§ Directions
Copy every line of the listing exactly.
###
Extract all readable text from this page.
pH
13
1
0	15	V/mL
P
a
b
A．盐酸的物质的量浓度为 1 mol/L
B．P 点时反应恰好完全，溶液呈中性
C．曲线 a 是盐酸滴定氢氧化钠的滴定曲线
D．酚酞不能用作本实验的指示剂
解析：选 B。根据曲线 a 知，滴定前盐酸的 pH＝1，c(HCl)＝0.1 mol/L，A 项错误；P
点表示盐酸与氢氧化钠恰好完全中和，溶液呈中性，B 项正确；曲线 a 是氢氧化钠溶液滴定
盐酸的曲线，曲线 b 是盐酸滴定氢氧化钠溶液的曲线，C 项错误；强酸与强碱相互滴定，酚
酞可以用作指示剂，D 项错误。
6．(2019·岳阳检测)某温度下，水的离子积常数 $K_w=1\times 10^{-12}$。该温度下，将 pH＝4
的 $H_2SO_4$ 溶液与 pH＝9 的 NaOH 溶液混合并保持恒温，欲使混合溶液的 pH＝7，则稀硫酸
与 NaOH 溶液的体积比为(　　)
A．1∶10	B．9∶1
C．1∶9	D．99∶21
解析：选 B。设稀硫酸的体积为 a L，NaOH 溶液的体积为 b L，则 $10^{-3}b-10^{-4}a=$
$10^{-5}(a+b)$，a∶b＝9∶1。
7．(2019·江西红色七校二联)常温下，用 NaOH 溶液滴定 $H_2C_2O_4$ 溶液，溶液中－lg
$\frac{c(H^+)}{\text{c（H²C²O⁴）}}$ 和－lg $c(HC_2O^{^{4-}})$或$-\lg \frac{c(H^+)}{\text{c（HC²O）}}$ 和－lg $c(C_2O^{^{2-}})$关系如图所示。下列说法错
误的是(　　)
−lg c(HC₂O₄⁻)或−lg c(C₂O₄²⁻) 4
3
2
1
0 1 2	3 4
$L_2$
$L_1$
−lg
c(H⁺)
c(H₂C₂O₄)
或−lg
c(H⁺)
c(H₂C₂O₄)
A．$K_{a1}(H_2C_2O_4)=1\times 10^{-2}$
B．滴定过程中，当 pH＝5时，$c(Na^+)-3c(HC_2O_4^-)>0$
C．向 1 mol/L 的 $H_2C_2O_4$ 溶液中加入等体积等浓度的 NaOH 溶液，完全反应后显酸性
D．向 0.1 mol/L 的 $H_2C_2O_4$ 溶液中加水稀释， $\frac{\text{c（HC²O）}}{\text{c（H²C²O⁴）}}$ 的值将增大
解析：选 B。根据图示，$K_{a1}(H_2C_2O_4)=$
###
§ Written solution
Extract all readable text from this page.
pH
13
1
0	15	V/mL
P
a
b
A．盐酸的物质的量浓度为 1 mol/L
B．P 点时反应恰好完全，溶液呈中性
C．曲线 a 是盐酸滴定氢氧化钠的滴定曲线
D．酚酞不能用作本实验的指示剂
解析：选 B。根据曲线 a 知，滴定前盐酸的 pH＝1，c(HCl)＝0.1 mol/L，A 项错误；P
点表示盐酸与氢氧化钠恰好完全中和，溶液呈中性，B 项正确；曲线 a 是氢氧化钠溶液滴定
盐酸的曲线，曲线 b 是盐酸滴定氢氧化钠溶液的曲线，C 项错误；强酸与强碱相互滴定，酚
酞可以用作指示剂，D 项错误。
6．(2019·岳阳检测)某温度下，水的离子积常数 $K_w=1\times 10^{-12}$。该温度下，将 pH＝4
的 $H_2SO_4$ 溶液与 pH＝9 的 NaOH 溶液混合并保持恒温，欲使混合溶液的 pH＝7，则稀硫酸
与 NaOH 溶液的体积比为(　　)
A．1∶10	B．9∶1
C．1∶9	D．99∶21
解析：选 B。设稀硫酸的体积为 a L，NaOH 溶液的体积为 b L，则 $10^{-3}b-10^{-4}a=$
$10^{-5}(a+b)$，a∶b＝9∶1。
7．(2019·江西红色七校二联)常温下，用 NaOH 溶液滴定 $H_2C_2O_4$ 溶液，溶液中－lg
$\frac{c(H^+)}{\text{c（H²C²O⁴）}}$ 和－lg $c(HC_2O^{^{4-}})$或$-\lg \frac{c(H^+)}{\text{c（HC²O）}}$ 和－lg $c(C_2O^{^{2-}})$关系如图所示。下列说法错
误的是(　　)
−lg c(HC₂O₄⁻)或−lg c(C₂O₄²⁻) 4
3
2
1
0 1 2	3 4
$L_2$
$L_1$
−lg
c(H⁺)
c(H₂C₂O₄)
或−lg
c(H⁺)
c(H₂C₂O₄)
A．$K_{a1}(H_2C_2O_4)=1\times 10^{-2}$
B．滴定过程中，当 pH＝5时，$c(Na^+)-3c(HC_2O_4^-)>0$
C．向 1 mol/L 的 $H_2C_2O_4$ 溶液中加入等体积等浓度的 NaOH 溶液，完全反应后显酸性
D．向 0.1 mol/L 的 $H_2C_2O_4$ 溶液中加水稀释， $\frac{\text{c（HC²O）}}{\text{c（H²C²O⁴）}}$ 的值将增大
解析：选 B。根据图示，$K_{a1}(H_2C_2O_4)=$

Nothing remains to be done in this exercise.